Leave out the pictures and repeat the data exactly.

....

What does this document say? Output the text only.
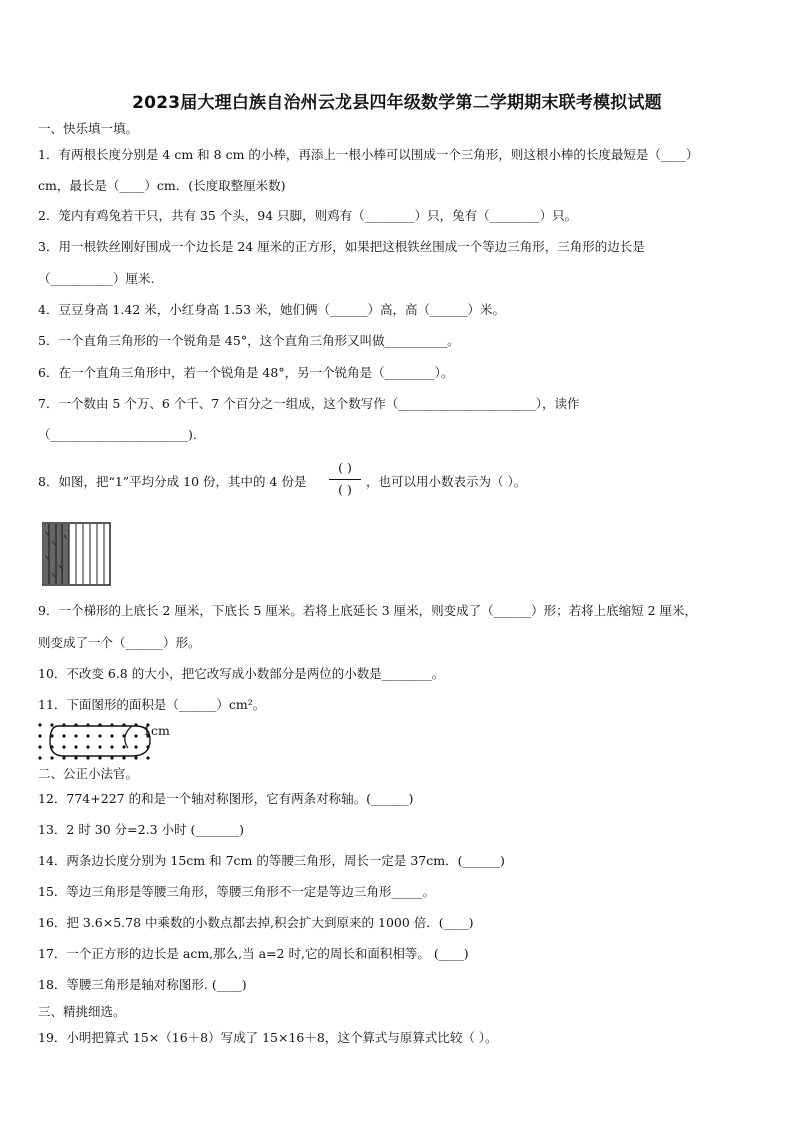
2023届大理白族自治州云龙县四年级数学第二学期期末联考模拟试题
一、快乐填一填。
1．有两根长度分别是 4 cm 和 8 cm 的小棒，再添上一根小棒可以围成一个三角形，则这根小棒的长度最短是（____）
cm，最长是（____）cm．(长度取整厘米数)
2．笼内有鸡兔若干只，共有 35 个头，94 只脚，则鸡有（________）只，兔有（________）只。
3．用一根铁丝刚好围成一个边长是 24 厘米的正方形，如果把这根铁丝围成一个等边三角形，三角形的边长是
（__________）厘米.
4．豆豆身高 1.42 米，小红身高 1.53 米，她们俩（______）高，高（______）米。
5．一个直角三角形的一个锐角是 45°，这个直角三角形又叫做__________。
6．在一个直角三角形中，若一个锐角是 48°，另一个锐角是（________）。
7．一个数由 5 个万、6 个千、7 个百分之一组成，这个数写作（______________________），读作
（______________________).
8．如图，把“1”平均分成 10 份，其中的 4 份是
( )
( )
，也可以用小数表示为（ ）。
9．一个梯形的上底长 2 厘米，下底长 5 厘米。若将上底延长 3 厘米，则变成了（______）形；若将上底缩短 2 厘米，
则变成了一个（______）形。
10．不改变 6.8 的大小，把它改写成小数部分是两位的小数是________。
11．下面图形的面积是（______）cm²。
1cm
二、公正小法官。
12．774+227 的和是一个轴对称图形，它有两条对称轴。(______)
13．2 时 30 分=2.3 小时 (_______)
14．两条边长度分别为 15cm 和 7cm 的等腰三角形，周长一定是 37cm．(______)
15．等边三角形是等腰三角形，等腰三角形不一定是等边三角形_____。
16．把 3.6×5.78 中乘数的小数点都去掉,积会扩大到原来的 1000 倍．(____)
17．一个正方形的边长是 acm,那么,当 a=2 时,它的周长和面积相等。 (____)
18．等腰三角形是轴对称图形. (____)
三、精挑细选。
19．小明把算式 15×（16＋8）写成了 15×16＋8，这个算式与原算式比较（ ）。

....

— SOLVED PROBLEM —
What does this document say? Output the text only.
2023届大理白族自治州云龙县四年级数学第二学期期末联考模拟试题
一、快乐填一填。
1．有两根长度分别是 4 cm 和 8 cm 的小棒，再添上一根小棒可以围成一个三角形，则这根小棒的长度最短是（____）
cm，最长是（____）cm．(长度取整厘米数)
2．笼内有鸡兔若干只，共有 35 个头，94 只脚，则鸡有（________）只，兔有（________）只。
3．用一根铁丝刚好围成一个边长是 24 厘米的正方形，如果把这根铁丝围成一个等边三角形，三角形的边长是
（__________）厘米.
4．豆豆身高 1.42 米，小红身高 1.53 米，她们俩（______）高，高（______）米。
5．一个直角三角形的一个锐角是 45°，这个直角三角形又叫做__________。
6．在一个直角三角形中，若一个锐角是 48°，另一个锐角是（________）。
7．一个数由 5 个万、6 个千、7 个百分之一组成，这个数写作（______________________），读作
（______________________).
8．如图，把“1”平均分成 10 份，其中的 4 份是
( )
( )
，也可以用小数表示为（ ）。
9．一个梯形的上底长 2 厘米，下底长 5 厘米。若将上底延长 3 厘米，则变成了（______）形；若将上底缩短 2 厘米，
则变成了一个（______）形。
10．不改变 6.8 的大小，把它改写成小数部分是两位的小数是________。
11．下面图形的面积是（______）cm²。
1cm
二、公正小法官。
12．774+227 的和是一个轴对称图形，它有两条对称轴。(______)
13．2 时 30 分=2.3 小时 (_______)
14．两条边长度分别为 15cm 和 7cm 的等腰三角形，周长一定是 37cm．(______)
15．等边三角形是等腰三角形，等腰三角形不一定是等边三角形_____。
16．把 3.6×5.78 中乘数的小数点都去掉,积会扩大到原来的 1000 倍．(____)
17．一个正方形的边长是 acm,那么,当 a=2 时,它的周长和面积相等。 (____)
18．等腰三角形是轴对称图形. (____)
三、精挑细选。
19．小明把算式 15×（16＋8）写成了 15×16＋8，这个算式与原算式比较（ ）。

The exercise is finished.